# Task prompt:
Copy out the data exactly, leaving the pictures behind.

# Source data:
+===+

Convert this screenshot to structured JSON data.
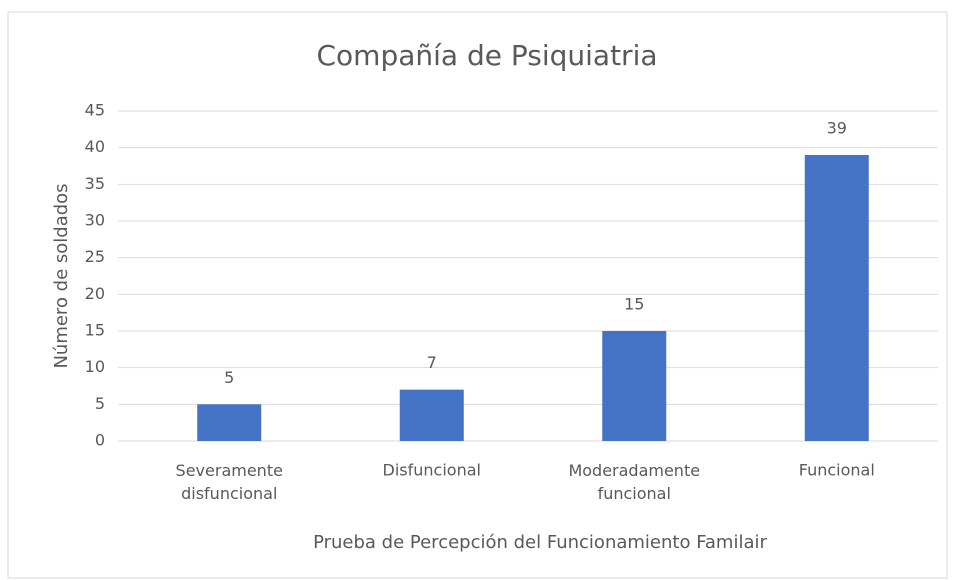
{
  "chart_data": {
    "type": "bar",
    "title": "Compañía de Psiquiatria",
    "x_label": "Prueba de Percepción del Funcionamiento Familair",
    "y_label": "Número de soldados",
    "categories": [
      "Severamente disfuncional",
      "Disfuncional",
      "Moderadamente funcional",
      "Funcional"
    ],
    "values": [
      5,
      7,
      15,
      39
    ],
    "color": "#4472c4",
    "ylim": [
      0,
      45
    ],
    "yticks": [
      0,
      5,
      10,
      15,
      20,
      25,
      30,
      35,
      40,
      45
    ],
    "grid": true
  }
}
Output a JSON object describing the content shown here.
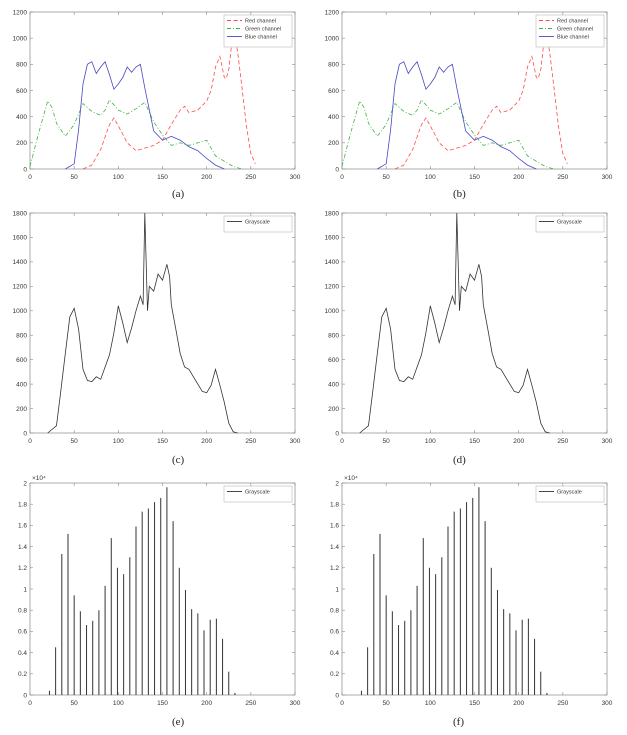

+===+

# Answer in full:
Convert this screenshot to structured JSON data.
{
  "chart_data": {
    "type": "bar",
    "title": "Compañía de Psiquiatria",
    "x_label": "Prueba de Percepción del Funcionamiento Familair",
    "y_label": "Número de soldados",
    "categories": [
      "Severamente disfuncional",
      "Disfuncional",
      "Moderadamente funcional",
      "Funcional"
    ],
    "values": [
      5,
      7,
      15,
      39
    ],
    "color": "#4472c4",
    "ylim": [
      0,
      45
    ],
    "yticks": [
      0,
      5,
      10,
      15,
      20,
      25,
      30,
      35,
      40,
      45
    ],
    "grid": true
  }
}
Output a JSON object describing the content shown here.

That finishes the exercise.